┌─ Listed entries
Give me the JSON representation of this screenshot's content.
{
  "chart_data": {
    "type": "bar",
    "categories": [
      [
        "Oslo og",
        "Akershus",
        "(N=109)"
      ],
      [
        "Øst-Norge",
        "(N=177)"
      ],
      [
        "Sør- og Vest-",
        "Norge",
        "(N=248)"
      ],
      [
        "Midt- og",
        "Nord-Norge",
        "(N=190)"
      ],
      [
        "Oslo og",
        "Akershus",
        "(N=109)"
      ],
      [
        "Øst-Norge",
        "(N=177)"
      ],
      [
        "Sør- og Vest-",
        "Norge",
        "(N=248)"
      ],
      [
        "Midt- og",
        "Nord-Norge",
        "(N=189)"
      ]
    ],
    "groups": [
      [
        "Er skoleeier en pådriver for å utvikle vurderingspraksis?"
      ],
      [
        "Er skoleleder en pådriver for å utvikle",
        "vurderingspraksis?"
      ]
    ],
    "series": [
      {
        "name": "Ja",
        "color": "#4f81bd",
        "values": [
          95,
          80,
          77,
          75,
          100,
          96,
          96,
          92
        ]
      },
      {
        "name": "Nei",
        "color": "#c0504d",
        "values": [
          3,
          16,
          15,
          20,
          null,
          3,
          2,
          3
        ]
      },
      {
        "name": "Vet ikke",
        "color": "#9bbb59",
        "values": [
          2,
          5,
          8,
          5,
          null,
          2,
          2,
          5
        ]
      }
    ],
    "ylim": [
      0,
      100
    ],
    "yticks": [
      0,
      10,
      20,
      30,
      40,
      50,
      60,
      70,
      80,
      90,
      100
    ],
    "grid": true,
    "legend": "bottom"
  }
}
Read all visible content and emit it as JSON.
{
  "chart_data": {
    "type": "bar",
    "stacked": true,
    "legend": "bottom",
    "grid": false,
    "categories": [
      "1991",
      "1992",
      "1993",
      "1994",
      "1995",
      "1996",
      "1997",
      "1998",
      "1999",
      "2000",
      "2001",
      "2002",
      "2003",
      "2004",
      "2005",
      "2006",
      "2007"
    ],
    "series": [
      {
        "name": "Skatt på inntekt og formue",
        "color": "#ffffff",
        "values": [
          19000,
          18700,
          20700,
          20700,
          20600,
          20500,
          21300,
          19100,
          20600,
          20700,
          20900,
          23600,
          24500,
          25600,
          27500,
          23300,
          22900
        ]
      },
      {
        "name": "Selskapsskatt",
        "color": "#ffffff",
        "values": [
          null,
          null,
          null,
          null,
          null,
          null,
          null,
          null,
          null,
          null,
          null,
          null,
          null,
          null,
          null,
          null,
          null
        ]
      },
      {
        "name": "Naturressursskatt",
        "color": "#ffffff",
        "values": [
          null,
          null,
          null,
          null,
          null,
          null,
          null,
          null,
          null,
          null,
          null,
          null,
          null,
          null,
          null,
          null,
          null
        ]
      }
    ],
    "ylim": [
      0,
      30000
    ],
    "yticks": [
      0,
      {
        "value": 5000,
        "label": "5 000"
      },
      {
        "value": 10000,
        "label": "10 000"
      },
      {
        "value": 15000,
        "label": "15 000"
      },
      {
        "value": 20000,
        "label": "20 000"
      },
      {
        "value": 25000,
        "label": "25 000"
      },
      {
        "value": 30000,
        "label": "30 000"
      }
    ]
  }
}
└─
**Prompt**
Nothing should be changed: write out all of the data as is.

**Solution to this exercise**
Give me the JSON representation of this screenshot's content.
{
  "chart_data": {
    "type": "bar",
    "categories": [
      [
        "Oslo og",
        "Akershus",
        "(N=109)"
      ],
      [
        "Øst-Norge",
        "(N=177)"
      ],
      [
        "Sør- og Vest-",
        "Norge",
        "(N=248)"
      ],
      [
        "Midt- og",
        "Nord-Norge",
        "(N=190)"
      ],
      [
        "Oslo og",
        "Akershus",
        "(N=109)"
      ],
      [
        "Øst-Norge",
        "(N=177)"
      ],
      [
        "Sør- og Vest-",
        "Norge",
        "(N=248)"
      ],
      [
        "Midt- og",
        "Nord-Norge",
        "(N=189)"
      ]
    ],
    "groups": [
      [
        "Er skoleeier en pådriver for å utvikle vurderingspraksis?"
      ],
      [
        "Er skoleleder en pådriver for å utvikle",
        "vurderingspraksis?"
      ]
    ],
    "series": [
      {
        "name": "Ja",
        "color": "#4f81bd",
        "values": [
          95,
          80,
          77,
          75,
          100,
          96,
          96,
          92
        ]
      },
      {
        "name": "Nei",
        "color": "#c0504d",
        "values": [
          3,
          16,
          15,
          20,
          null,
          3,
          2,
          3
        ]
      },
      {
        "name": "Vet ikke",
        "color": "#9bbb59",
        "values": [
          2,
          5,
          8,
          5,
          null,
          2,
          2,
          5
        ]
      }
    ],
    "ylim": [
      0,
      100
    ],
    "yticks": [
      0,
      10,
      20,
      30,
      40,
      50,
      60,
      70,
      80,
      90,
      100
    ],
    "grid": true,
    "legend": "bottom"
  }
}
Read all visible content and emit it as JSON.
{
  "chart_data": {
    "type": "bar",
    "stacked": true,
    "legend": "bottom",
    "grid": false,
    "categories": [
      "1991",
      "1992",
      "1993",
      "1994",
      "1995",
      "1996",
      "1997",
      "1998",
      "1999",
      "2000",
      "2001",
      "2002",
      "2003",
      "2004",
      "2005",
      "2006",
      "2007"
    ],
    "series": [
      {
        "name": "Skatt på inntekt og formue",
        "color": "#ffffff",
        "values": [
          19000,
          18700,
          20700,
          20700,
          20600,
          20500,
          21300,
          19100,
          20600,
          20700,
          20900,
          23600,
          24500,
          25600,
          27500,
          23300,
          22900
        ]
      },
      {
        "name": "Selskapsskatt",
        "color": "#ffffff",
        "values": [
          null,
          null,
          null,
          null,
          null,
          null,
          null,
          null,
          null,
          null,
          null,
          null,
          null,
          null,
          null,
          null,
          null
        ]
      },
      {
        "name": "Naturressursskatt",
        "color": "#ffffff",
        "values": [
          null,
          null,
          null,
          null,
          null,
          null,
          null,
          null,
          null,
          null,
          null,
          null,
          null,
          null,
          null,
          null,
          null
        ]
      }
    ],
    "ylim": [
      0,
      30000
    ],
    "yticks": [
      0,
      {
        "value": 5000,
        "label": "5 000"
      },
      {
        "value": 10000,
        "label": "10 000"
      },
      {
        "value": 15000,
        "label": "15 000"
      },
      {
        "value": 20000,
        "label": "20 000"
      },
      {
        "value": 25000,
        "label": "25 000"
      },
      {
        "value": 30000,
        "label": "30 000"
      }
    ]
  }
}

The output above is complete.